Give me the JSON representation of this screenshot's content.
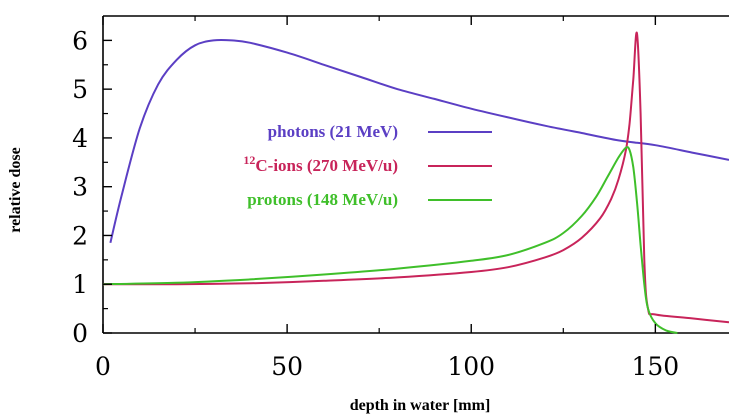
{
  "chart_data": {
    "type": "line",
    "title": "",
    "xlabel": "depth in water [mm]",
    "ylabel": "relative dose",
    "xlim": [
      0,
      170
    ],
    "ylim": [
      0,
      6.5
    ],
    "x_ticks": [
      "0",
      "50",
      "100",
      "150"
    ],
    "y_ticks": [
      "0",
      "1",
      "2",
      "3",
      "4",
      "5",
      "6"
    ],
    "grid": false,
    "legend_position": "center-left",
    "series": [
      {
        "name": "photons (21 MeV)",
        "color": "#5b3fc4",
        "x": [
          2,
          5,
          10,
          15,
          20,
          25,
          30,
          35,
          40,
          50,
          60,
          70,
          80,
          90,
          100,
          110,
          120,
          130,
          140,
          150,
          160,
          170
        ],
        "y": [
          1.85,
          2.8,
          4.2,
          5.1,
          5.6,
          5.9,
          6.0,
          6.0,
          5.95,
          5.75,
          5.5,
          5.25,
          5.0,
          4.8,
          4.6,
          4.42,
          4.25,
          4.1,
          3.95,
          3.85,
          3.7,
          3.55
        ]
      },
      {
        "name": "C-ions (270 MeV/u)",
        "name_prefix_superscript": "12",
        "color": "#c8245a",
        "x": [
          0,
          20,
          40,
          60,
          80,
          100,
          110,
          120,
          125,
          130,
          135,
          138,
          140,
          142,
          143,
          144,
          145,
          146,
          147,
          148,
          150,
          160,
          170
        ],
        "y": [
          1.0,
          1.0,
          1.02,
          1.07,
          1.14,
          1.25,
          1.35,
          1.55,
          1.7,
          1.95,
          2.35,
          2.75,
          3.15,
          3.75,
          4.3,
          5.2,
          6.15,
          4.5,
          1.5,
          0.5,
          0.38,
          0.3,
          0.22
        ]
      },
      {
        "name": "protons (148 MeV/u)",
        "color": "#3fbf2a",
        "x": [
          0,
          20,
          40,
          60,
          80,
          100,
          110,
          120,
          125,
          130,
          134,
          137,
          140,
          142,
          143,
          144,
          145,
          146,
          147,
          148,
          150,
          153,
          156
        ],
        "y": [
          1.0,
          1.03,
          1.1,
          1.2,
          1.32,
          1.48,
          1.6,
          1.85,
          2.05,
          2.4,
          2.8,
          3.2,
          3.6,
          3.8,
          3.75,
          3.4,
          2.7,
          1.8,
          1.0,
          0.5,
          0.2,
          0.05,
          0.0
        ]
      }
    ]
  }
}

··········

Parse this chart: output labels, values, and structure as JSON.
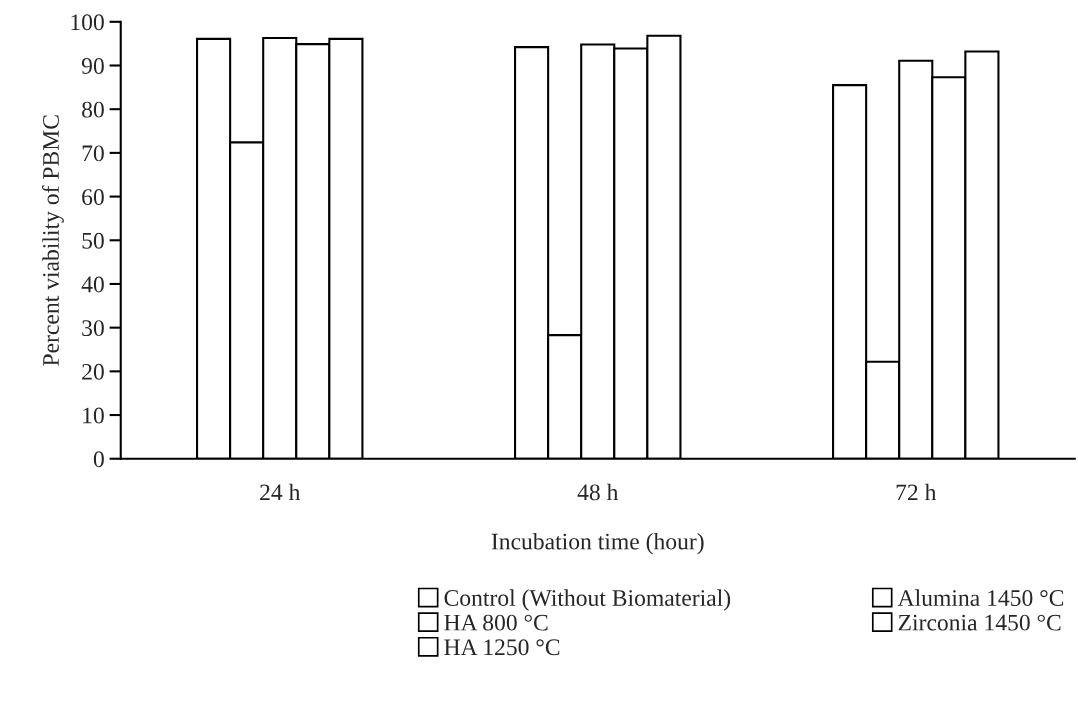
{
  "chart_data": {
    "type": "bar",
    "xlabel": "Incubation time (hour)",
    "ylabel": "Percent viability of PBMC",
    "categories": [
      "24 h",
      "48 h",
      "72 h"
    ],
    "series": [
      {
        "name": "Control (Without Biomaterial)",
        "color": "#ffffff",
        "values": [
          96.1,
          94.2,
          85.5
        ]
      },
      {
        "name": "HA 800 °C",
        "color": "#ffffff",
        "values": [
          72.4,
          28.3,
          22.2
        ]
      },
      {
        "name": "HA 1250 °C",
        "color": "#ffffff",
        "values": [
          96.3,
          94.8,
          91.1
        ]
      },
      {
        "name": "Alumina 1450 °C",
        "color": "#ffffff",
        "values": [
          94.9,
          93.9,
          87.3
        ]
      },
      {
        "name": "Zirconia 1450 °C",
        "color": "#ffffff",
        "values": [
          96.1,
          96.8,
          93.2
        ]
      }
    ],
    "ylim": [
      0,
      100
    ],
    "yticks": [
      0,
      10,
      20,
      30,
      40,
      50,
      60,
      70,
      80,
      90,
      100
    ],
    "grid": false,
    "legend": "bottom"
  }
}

··········

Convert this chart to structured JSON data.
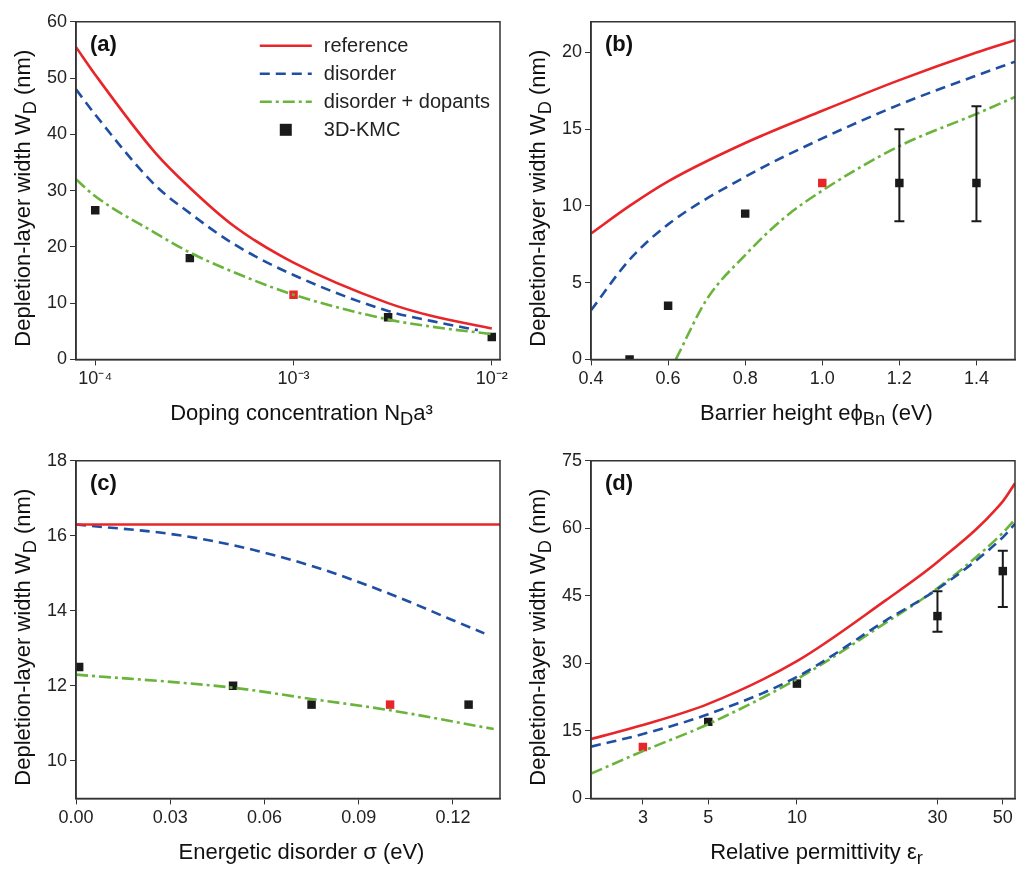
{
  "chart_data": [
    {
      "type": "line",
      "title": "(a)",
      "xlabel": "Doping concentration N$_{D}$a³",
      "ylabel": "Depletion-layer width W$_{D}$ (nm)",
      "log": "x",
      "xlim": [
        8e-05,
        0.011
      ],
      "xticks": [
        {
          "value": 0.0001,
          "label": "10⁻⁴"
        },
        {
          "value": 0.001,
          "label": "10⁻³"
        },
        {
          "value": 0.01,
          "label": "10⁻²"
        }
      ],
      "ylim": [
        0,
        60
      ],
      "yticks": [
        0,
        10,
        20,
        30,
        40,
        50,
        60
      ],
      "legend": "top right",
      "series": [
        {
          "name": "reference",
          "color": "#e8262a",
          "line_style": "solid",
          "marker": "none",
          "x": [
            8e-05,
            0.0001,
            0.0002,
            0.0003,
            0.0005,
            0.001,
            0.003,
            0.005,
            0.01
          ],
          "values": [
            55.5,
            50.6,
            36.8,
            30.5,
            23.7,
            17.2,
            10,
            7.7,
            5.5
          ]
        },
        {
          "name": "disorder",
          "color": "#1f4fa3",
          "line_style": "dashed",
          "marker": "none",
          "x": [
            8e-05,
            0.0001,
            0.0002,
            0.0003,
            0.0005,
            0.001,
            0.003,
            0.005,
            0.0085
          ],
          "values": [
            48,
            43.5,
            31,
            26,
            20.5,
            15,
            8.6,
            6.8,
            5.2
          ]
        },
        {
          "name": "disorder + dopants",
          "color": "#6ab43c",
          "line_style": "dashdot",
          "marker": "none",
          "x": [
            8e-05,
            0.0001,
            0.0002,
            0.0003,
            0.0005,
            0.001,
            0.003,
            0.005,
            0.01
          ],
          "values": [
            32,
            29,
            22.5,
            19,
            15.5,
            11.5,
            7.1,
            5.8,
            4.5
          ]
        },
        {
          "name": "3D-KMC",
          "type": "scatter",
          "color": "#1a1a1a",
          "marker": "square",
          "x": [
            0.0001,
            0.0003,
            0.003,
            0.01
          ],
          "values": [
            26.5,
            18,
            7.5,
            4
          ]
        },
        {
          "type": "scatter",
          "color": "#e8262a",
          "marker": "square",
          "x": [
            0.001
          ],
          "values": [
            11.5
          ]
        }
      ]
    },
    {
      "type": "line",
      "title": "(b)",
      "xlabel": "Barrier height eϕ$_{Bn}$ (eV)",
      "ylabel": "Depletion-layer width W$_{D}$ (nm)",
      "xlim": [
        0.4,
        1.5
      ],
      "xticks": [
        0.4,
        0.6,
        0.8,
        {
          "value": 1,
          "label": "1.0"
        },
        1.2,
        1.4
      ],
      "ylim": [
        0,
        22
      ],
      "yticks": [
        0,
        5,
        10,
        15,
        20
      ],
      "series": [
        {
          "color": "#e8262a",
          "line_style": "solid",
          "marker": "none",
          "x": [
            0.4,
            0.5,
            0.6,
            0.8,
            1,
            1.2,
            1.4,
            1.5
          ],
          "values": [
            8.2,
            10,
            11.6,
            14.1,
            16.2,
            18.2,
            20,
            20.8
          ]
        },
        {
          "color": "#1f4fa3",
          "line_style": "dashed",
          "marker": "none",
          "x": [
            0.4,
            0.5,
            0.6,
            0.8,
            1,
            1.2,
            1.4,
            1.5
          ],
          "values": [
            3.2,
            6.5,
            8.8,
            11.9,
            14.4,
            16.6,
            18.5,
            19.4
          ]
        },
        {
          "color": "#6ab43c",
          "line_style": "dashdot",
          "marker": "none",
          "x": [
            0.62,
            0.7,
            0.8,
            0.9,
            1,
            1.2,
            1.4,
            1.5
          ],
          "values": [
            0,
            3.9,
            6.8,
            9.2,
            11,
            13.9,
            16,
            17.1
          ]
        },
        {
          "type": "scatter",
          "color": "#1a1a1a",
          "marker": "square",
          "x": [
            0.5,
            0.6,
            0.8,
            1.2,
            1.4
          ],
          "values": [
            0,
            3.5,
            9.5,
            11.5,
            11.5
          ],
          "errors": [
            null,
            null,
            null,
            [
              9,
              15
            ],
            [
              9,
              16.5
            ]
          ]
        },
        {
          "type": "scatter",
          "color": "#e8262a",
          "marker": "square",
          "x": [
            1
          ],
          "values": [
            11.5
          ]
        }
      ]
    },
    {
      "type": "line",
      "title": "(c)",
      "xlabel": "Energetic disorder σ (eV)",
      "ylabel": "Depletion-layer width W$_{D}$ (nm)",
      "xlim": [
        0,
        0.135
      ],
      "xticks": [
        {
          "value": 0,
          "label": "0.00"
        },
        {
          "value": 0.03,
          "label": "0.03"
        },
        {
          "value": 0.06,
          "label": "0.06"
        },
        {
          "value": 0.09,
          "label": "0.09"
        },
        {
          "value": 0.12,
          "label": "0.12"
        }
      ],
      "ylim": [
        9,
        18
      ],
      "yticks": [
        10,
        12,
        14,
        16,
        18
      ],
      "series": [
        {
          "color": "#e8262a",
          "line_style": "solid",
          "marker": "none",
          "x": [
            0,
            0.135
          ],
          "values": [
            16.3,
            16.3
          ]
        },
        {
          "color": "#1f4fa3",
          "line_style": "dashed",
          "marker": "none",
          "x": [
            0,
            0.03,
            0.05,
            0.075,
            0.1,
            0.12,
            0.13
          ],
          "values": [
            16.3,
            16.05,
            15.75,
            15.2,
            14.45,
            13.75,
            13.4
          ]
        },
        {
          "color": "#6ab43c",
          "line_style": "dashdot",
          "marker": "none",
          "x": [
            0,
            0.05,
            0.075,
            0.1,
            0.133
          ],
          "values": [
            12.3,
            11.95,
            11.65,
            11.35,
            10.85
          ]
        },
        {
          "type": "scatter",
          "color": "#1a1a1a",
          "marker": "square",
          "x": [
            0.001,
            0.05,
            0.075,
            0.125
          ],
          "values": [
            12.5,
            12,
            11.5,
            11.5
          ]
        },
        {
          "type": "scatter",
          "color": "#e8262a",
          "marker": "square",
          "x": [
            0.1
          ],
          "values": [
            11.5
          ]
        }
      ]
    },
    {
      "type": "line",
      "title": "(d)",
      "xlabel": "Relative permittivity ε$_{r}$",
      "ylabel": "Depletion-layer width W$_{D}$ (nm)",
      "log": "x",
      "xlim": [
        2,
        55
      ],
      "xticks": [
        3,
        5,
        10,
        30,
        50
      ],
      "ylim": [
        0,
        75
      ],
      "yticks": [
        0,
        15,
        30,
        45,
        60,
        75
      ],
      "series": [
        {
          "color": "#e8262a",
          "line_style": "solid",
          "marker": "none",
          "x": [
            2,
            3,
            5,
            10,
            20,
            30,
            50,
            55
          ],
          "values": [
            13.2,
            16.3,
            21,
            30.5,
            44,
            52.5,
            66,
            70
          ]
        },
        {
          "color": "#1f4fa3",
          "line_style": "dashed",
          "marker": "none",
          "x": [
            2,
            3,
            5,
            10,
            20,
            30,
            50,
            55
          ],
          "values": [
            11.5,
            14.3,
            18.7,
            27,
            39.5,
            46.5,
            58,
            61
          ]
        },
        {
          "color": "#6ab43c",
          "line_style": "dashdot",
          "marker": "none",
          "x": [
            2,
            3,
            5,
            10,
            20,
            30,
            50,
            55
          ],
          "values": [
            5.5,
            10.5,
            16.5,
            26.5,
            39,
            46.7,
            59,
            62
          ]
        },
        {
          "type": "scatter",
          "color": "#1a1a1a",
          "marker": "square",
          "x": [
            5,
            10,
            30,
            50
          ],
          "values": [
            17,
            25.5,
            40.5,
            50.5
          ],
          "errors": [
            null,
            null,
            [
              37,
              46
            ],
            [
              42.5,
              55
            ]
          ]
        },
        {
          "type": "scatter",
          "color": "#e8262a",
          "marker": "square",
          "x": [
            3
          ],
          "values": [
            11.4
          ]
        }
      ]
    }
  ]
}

··········

THE TASK
Extract all lines of the records above that include "this".

REPLY
Give me the JSON representation of this screenshot's content.
Parse this chart: output labels, values, and structure as JSON.
Convert this chart to structured JSON data.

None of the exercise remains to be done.